--- begin DATA SHOWN ---

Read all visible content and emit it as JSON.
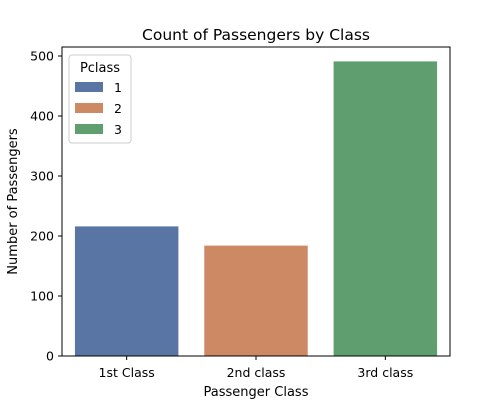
{
  "chart_data": {
    "type": "bar",
    "title": "Count of Passengers by Class",
    "xlabel": "Passenger Class",
    "ylabel": "Number of Passengers",
    "categories": [
      "1st Class",
      "2nd class",
      "3rd class"
    ],
    "values": [
      216,
      184,
      491
    ],
    "ylim": [
      0,
      515
    ],
    "yticks": [
      0,
      100,
      200,
      300,
      400,
      500
    ],
    "grid": false,
    "colors": [
      "#5975a4",
      "#cc8963",
      "#5f9e6e"
    ],
    "legend": {
      "title": "Pclass",
      "placement": "top-left",
      "entries": [
        "1",
        "2",
        "3"
      ]
    }
  }
}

--- end DATA SHOWN ---

■ PROBLEM
Gather up the lines containing the word "title" from these records and copy them.

■ OUTPUT FOR THIS TASK
    "title": "Count of Passengers by Class",
      "title": "Pclass",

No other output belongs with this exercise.